Find the string "第十一条" and gather every line that holds it.

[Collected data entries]
|---|

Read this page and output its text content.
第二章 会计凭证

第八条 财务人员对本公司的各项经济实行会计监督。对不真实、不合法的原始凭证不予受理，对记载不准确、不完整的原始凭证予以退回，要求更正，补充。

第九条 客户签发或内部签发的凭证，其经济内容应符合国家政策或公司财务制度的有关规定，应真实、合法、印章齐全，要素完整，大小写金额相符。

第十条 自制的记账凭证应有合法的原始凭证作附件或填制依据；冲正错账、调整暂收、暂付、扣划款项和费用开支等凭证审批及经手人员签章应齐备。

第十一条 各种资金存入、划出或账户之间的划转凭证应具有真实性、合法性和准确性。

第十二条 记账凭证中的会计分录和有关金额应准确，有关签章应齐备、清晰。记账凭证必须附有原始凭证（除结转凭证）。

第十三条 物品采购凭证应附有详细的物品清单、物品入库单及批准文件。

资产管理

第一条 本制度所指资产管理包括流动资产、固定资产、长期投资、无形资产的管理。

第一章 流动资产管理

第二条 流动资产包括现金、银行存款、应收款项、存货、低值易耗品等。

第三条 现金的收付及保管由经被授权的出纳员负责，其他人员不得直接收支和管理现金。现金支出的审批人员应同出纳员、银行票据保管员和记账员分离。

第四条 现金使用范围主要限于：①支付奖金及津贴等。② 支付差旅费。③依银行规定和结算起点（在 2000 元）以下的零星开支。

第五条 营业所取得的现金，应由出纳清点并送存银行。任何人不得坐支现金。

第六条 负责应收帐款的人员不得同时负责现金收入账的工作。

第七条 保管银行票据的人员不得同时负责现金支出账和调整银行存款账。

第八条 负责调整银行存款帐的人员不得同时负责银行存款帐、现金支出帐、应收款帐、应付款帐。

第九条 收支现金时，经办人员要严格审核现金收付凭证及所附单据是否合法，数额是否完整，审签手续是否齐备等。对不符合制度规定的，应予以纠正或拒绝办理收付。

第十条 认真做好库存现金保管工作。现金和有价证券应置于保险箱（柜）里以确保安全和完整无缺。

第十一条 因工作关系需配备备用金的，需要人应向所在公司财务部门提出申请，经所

|---|

Expected answer:
第十一条 各种资金存入、划出或账户之间的划转凭证应具有真实性、合法性和准确性。
第十一条 因工作关系需配备备用金的，需要人应向所在公司财务部门提出申请，经所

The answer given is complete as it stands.